* **Problem requirements**
Gather all lines in the data that hold the string "index".

* **Records contained in a dataset**
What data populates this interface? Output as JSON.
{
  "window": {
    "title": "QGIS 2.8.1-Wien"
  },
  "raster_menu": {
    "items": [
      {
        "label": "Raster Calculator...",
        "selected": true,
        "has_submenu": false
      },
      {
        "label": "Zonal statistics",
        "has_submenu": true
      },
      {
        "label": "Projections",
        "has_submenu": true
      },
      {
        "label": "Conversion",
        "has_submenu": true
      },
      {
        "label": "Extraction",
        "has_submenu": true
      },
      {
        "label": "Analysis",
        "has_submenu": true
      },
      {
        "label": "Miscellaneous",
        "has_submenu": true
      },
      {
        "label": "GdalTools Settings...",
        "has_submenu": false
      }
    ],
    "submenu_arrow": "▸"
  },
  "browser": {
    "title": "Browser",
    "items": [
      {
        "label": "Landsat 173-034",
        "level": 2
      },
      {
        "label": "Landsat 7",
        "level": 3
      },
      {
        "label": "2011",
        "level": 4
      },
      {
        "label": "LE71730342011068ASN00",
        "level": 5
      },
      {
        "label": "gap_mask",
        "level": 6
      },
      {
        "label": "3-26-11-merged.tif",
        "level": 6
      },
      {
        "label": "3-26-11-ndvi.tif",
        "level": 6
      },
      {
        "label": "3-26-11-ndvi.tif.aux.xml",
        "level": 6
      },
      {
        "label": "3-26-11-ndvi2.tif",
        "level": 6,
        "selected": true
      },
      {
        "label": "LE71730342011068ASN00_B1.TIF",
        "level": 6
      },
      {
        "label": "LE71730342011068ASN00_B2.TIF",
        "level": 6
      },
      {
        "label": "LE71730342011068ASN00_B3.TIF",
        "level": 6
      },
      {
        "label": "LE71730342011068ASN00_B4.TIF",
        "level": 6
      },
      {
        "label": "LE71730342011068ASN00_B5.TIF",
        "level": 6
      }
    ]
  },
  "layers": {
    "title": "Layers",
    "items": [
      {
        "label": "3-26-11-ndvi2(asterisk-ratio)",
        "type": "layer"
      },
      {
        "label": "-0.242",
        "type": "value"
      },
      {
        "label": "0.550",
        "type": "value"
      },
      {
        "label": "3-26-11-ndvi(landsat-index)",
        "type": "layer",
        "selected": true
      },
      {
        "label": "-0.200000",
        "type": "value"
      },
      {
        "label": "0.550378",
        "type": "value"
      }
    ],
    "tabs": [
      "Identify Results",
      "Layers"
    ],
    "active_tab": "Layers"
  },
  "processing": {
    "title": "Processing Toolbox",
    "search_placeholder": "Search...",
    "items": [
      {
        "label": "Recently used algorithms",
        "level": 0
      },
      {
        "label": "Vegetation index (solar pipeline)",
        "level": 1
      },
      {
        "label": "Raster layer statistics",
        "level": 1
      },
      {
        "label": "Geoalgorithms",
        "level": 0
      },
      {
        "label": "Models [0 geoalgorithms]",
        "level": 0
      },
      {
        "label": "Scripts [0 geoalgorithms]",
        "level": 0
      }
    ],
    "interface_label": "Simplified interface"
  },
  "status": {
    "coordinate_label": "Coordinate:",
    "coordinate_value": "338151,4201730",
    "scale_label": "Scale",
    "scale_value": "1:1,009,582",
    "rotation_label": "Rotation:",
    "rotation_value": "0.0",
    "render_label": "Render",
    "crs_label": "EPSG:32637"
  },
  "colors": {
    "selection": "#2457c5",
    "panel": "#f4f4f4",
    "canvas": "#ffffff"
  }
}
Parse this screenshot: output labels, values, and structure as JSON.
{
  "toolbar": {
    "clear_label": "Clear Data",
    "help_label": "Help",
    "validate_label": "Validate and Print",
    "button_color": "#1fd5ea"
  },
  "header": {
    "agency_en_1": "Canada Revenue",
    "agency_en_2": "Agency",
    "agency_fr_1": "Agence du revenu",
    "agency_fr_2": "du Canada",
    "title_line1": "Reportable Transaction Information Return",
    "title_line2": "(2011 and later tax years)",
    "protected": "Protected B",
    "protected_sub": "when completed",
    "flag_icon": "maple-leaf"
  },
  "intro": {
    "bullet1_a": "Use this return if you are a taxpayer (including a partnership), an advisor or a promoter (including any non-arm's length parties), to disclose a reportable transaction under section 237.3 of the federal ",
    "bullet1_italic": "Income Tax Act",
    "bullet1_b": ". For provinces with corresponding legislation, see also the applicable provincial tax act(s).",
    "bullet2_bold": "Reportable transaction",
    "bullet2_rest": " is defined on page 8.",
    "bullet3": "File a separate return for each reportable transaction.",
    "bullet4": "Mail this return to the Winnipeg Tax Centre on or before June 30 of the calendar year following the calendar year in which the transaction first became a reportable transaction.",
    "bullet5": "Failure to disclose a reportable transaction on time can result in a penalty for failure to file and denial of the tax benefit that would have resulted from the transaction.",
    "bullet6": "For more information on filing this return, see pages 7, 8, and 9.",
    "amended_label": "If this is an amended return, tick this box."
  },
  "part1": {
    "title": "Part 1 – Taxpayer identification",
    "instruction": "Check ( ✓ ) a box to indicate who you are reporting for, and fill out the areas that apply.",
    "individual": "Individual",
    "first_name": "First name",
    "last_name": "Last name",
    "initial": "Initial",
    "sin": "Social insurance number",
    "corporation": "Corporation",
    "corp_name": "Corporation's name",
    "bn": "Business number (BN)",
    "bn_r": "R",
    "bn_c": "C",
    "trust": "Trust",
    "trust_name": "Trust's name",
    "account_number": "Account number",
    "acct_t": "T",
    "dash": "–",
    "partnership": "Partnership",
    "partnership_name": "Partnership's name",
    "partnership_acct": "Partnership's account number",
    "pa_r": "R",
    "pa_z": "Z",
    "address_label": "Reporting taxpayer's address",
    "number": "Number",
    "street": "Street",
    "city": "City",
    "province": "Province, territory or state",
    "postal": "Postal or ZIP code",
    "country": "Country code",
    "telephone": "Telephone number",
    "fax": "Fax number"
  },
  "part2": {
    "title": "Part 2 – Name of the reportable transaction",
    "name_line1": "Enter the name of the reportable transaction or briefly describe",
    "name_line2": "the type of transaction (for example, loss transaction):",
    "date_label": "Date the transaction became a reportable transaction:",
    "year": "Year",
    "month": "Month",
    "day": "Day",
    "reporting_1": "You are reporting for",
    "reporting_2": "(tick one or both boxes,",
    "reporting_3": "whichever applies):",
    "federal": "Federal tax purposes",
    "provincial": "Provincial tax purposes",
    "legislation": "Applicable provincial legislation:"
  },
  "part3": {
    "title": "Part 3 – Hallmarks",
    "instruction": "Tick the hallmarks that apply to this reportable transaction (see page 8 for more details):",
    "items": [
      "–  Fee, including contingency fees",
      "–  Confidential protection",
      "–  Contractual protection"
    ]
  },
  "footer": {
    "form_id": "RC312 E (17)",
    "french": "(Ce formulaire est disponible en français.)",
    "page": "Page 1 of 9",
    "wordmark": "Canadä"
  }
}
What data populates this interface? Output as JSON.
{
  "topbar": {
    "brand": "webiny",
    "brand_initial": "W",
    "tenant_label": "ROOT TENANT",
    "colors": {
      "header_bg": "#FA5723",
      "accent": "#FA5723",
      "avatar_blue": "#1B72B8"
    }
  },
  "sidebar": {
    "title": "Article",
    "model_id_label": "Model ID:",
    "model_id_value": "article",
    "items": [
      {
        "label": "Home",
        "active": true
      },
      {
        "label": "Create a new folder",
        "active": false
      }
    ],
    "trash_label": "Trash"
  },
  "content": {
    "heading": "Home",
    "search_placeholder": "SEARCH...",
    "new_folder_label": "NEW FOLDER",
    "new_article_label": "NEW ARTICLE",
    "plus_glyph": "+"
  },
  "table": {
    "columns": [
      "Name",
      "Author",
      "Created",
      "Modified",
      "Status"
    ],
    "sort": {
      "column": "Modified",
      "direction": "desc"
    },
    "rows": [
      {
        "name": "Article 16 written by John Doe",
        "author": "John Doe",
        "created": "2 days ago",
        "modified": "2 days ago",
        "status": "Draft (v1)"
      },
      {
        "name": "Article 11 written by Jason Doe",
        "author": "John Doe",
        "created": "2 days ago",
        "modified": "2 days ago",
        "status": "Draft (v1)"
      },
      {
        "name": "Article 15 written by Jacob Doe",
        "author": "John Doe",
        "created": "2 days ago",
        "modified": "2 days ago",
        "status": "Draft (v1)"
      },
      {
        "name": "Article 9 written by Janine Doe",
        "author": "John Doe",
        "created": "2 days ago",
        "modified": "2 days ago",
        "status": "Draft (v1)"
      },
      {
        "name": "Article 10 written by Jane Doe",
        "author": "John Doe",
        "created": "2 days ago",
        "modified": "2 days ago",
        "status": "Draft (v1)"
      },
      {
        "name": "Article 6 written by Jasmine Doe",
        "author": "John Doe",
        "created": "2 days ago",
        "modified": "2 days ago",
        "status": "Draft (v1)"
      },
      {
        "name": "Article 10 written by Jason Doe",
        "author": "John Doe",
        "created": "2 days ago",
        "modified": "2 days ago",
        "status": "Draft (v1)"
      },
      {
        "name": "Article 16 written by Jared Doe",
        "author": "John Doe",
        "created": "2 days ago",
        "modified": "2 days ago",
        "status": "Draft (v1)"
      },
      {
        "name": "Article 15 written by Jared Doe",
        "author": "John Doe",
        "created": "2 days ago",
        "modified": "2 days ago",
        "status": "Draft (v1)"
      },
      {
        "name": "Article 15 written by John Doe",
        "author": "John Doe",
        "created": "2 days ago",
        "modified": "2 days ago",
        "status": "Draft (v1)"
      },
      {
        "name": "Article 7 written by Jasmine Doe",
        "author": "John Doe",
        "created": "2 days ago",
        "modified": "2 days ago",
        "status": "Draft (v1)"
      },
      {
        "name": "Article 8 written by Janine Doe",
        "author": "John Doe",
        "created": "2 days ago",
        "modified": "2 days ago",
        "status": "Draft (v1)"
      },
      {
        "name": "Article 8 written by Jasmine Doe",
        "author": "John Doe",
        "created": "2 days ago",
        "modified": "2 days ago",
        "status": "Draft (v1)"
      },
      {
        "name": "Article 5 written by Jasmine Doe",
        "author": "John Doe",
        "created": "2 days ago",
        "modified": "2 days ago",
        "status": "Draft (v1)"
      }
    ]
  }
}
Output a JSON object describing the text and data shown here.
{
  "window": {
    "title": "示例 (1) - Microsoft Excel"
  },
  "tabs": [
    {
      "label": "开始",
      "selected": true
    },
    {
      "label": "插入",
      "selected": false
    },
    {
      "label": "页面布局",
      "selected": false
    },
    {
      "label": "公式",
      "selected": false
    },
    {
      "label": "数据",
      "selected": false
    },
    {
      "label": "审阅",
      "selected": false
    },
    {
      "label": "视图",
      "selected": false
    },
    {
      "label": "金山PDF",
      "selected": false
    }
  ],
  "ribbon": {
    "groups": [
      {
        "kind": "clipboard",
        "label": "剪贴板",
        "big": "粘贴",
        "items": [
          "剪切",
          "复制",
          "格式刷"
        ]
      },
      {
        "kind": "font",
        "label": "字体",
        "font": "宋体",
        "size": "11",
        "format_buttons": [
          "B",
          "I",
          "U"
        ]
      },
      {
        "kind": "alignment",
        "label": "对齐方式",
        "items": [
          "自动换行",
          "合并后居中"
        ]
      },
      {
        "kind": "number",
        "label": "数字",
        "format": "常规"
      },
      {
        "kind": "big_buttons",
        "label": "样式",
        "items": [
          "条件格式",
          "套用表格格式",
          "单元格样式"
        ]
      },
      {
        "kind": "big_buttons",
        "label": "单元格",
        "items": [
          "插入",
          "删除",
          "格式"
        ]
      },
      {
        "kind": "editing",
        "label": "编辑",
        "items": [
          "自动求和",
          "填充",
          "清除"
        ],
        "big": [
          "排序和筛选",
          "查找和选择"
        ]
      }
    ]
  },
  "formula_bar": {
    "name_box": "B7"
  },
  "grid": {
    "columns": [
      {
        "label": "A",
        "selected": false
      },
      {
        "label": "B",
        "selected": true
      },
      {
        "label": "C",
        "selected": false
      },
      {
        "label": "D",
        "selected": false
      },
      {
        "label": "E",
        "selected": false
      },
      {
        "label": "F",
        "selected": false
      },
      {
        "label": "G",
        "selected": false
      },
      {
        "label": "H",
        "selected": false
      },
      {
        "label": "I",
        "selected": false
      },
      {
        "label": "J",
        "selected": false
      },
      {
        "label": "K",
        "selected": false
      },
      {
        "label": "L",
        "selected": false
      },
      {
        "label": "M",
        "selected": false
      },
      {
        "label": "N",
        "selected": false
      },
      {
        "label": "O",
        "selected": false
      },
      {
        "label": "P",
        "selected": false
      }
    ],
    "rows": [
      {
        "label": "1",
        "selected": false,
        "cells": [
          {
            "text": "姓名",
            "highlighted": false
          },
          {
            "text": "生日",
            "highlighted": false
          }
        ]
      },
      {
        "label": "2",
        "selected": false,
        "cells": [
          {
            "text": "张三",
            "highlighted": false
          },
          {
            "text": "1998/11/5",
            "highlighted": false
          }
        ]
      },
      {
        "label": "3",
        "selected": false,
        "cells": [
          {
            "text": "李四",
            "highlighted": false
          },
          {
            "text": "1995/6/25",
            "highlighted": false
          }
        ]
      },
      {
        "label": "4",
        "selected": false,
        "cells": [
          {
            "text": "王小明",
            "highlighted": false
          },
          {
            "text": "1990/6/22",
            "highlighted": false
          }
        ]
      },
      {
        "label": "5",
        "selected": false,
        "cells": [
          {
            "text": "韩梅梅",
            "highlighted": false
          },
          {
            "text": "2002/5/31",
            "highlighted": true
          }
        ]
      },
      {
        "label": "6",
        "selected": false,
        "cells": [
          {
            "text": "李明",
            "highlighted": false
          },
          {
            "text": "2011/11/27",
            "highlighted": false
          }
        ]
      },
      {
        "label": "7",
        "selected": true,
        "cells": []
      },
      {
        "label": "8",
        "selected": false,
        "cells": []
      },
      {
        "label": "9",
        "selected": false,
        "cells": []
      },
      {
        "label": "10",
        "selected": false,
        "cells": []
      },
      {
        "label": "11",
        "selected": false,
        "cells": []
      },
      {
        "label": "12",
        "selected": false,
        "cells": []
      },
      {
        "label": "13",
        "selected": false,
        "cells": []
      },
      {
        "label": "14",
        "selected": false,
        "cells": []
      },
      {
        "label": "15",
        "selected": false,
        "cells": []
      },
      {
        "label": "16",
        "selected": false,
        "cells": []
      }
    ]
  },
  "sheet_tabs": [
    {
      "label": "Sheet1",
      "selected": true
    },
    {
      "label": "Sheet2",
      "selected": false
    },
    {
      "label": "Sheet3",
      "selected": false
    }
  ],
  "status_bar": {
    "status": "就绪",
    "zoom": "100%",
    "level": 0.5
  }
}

* **The output**
        "label": "3-26-11-ndvi(landsat-index)",
        "label": "Vegetation index (solar pipeline)",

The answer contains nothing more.